>> Start
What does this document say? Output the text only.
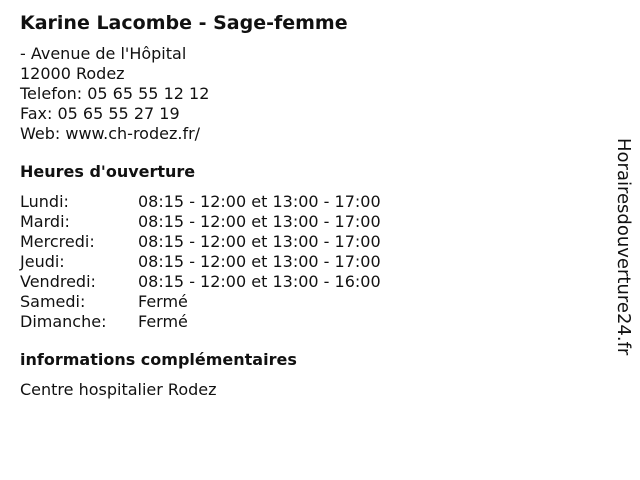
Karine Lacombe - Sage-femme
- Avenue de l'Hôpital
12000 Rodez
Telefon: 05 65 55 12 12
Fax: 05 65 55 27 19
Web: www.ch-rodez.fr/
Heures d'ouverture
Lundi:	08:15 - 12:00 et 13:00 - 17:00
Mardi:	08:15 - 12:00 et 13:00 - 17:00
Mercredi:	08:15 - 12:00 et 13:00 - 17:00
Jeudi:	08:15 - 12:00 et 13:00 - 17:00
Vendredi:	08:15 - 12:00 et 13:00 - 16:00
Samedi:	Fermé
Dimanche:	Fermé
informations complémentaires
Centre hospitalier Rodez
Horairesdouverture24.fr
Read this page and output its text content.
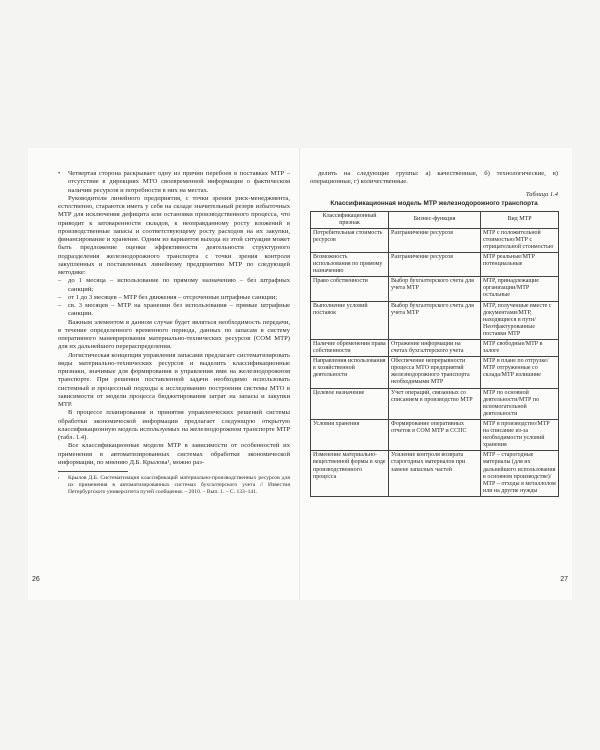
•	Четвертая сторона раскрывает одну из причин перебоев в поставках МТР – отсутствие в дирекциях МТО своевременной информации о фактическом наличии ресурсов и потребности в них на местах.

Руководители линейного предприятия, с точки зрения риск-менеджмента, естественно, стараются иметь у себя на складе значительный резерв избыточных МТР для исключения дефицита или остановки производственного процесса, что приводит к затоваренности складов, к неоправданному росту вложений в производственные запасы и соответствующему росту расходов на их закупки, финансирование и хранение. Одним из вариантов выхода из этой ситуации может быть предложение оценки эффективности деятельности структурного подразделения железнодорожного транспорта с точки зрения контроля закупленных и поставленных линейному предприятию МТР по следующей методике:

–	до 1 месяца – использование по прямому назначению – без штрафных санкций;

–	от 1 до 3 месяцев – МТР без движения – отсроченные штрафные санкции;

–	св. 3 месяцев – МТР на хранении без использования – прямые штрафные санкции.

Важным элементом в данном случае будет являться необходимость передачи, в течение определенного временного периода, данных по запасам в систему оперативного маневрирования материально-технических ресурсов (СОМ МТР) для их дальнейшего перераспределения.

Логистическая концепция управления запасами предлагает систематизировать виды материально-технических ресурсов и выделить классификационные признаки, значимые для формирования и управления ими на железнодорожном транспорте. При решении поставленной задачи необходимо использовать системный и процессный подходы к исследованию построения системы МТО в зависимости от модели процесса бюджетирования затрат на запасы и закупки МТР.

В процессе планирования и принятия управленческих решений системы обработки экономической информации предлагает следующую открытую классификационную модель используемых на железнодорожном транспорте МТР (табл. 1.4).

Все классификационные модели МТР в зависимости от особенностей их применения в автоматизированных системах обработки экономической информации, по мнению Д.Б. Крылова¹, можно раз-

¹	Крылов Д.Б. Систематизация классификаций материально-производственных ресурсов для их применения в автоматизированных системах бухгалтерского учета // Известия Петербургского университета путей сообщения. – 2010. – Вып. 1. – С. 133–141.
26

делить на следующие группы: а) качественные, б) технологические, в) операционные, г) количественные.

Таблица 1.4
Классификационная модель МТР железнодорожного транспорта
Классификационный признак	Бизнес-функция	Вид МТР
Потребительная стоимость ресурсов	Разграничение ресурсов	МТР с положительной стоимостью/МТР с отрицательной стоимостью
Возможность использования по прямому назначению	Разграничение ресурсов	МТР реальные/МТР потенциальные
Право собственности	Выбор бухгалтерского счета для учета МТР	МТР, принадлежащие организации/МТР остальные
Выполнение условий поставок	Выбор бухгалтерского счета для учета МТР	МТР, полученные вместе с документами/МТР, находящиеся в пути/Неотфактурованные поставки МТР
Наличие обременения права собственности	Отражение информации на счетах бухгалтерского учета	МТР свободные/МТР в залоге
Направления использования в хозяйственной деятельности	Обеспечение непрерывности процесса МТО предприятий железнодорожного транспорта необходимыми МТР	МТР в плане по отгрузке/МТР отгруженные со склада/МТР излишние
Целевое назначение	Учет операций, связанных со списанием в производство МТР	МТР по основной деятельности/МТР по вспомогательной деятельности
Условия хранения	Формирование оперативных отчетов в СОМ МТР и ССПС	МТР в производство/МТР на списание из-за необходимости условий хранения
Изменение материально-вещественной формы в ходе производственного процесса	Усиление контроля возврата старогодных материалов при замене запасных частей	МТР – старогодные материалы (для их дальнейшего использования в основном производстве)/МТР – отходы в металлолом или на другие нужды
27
>> End
Aim of the task –
Transcribe each entry above exactly, apart from the pictures.

Written solution –
What does this document say? Output the text only.
Karine Lacombe - Sage-femme
- Avenue de l'Hôpital
12000 Rodez
Telefon: 05 65 55 12 12
Fax: 05 65 55 27 19
Web: www.ch-rodez.fr/
Heures d'ouverture
Lundi:	08:15 - 12:00 et 13:00 - 17:00
Mardi:	08:15 - 12:00 et 13:00 - 17:00
Mercredi:	08:15 - 12:00 et 13:00 - 17:00
Jeudi:	08:15 - 12:00 et 13:00 - 17:00
Vendredi:	08:15 - 12:00 et 13:00 - 16:00
Samedi:	Fermé
Dimanche:	Fermé
informations complémentaires
Centre hospitalier Rodez
Horairesdouverture24.fr
Read this page and output its text content.
•	Четвертая сторона раскрывает одну из причин перебоев в поставках МТР – отсутствие в дирекциях МТО своевременной информации о фактическом наличии ресурсов и потребности в них на местах.

Руководители линейного предприятия, с точки зрения риск-менеджмента, естественно, стараются иметь у себя на складе значительный резерв избыточных МТР для исключения дефицита или остановки производственного процесса, что приводит к затоваренности складов, к неоправданному росту вложений в производственные запасы и соответствующему росту расходов на их закупки, финансирование и хранение. Одним из вариантов выхода из этой ситуации может быть предложение оценки эффективности деятельности структурного подразделения железнодорожного транспорта с точки зрения контроля закупленных и поставленных линейному предприятию МТР по следующей методике:

–	до 1 месяца – использование по прямому назначению – без штрафных санкций;

–	от 1 до 3 месяцев – МТР без движения – отсроченные штрафные санкции;

–	св. 3 месяцев – МТР на хранении без использования – прямые штрафные санкции.

Важным элементом в данном случае будет являться необходимость передачи, в течение определенного временного периода, данных по запасам в систему оперативного маневрирования материально-технических ресурсов (СОМ МТР) для их дальнейшего перераспределения.

Логистическая концепция управления запасами предлагает систематизировать виды материально-технических ресурсов и выделить классификационные признаки, значимые для формирования и управления ими на железнодорожном транспорте. При решении поставленной задачи необходимо использовать системный и процессный подходы к исследованию построения системы МТО в зависимости от модели процесса бюджетирования затрат на запасы и закупки МТР.

В процессе планирования и принятия управленческих решений системы обработки экономической информации предлагает следующую открытую классификационную модель используемых на железнодорожном транспорте МТР (табл. 1.4).

Все классификационные модели МТР в зависимости от особенностей их применения в автоматизированных системах обработки экономической информации, по мнению Д.Б. Крылова¹, можно раз-

¹	Крылов Д.Б. Систематизация классификаций материально-производственных ресурсов для их применения в автоматизированных системах бухгалтерского учета // Известия Петербургского университета путей сообщения. – 2010. – Вып. 1. – С. 133–141.
26

делить на следующие группы: а) качественные, б) технологические, в) операционные, г) количественные.

Таблица 1.4
Классификационная модель МТР железнодорожного транспорта
Классификационный признак	Бизнес-функция	Вид МТР
Потребительная стоимость ресурсов	Разграничение ресурсов	МТР с положительной стоимостью/МТР с отрицательной стоимостью
Возможность использования по прямому назначению	Разграничение ресурсов	МТР реальные/МТР потенциальные
Право собственности	Выбор бухгалтерского счета для учета МТР	МТР, принадлежащие организации/МТР остальные
Выполнение условий поставок	Выбор бухгалтерского счета для учета МТР	МТР, полученные вместе с документами/МТР, находящиеся в пути/Неотфактурованные поставки МТР
Наличие обременения права собственности	Отражение информации на счетах бухгалтерского учета	МТР свободные/МТР в залоге
Направления использования в хозяйственной деятельности	Обеспечение непрерывности процесса МТО предприятий железнодорожного транспорта необходимыми МТР	МТР в плане по отгрузке/МТР отгруженные со склада/МТР излишние
Целевое назначение	Учет операций, связанных со списанием в производство МТР	МТР по основной деятельности/МТР по вспомогательной деятельности
Условия хранения	Формирование оперативных отчетов в СОМ МТР и ССПС	МТР в производство/МТР на списание из-за необходимости условий хранения
Изменение материально-вещественной формы в ходе производственного процесса	Усиление контроля возврата старогодных материалов при замене запасных частей	МТР – старогодные материалы (для их дальнейшего использования в основном производстве)/МТР – отходы в металлолом или на другие нужды
27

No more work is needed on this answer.